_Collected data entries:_
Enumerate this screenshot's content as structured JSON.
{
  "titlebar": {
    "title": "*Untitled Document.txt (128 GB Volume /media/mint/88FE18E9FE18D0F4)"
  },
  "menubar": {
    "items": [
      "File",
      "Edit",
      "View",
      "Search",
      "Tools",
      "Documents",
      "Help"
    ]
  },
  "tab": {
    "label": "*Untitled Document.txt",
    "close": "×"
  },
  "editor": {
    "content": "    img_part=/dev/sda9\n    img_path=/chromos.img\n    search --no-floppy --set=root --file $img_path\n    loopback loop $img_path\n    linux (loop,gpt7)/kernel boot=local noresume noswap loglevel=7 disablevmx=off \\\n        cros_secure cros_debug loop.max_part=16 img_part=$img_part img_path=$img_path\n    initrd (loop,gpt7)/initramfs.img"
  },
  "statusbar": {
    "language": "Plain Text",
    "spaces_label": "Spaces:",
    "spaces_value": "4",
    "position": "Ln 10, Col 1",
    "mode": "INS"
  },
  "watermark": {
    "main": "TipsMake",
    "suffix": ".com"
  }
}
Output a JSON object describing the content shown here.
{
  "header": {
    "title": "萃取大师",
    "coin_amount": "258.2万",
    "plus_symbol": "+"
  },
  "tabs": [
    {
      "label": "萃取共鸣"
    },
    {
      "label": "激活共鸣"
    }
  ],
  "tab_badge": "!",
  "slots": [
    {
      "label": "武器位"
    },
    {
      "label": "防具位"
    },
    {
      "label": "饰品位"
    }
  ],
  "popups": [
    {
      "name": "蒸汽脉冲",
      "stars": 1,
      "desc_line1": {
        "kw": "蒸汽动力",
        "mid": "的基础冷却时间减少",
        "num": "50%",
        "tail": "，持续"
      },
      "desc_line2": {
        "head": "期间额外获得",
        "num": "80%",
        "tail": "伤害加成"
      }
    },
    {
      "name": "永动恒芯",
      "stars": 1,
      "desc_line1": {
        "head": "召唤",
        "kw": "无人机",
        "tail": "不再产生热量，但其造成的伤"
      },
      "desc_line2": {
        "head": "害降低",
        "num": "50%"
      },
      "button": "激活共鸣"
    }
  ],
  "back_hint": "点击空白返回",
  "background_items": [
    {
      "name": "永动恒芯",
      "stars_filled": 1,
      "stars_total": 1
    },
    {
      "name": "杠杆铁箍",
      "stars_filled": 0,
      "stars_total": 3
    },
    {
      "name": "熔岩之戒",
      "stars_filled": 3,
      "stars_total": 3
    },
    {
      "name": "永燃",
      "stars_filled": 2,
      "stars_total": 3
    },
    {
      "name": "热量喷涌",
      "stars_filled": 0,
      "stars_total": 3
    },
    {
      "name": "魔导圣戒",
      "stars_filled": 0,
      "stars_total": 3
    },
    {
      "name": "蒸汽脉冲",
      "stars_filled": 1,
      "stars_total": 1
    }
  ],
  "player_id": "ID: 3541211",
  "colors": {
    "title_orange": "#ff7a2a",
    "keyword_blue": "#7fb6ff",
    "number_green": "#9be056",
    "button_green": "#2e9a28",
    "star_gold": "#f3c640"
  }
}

_EXERCISE DIRECTIONS:_
Identify the lines that contain the string "content", and copy every one of them.

_EXERCISE ANSWER:_
Enumerate this screenshot's content as structured JSON.
    "content": "    img_part=/dev/sda9\n    img_path=/chromos.img\n    search --no-floppy --set=root --file $img_path\n    loopback loop $img_path\n    linux (loop,gpt7)/kernel boot=local noresume noswap loglevel=7 disablevmx=off \\\n        cros_secure cros_debug loop.max_part=16 img_part=$img_part img_path=$img_path\n    initrd (loop,gpt7)/initramfs.img"
Output a JSON object describing the content shown here.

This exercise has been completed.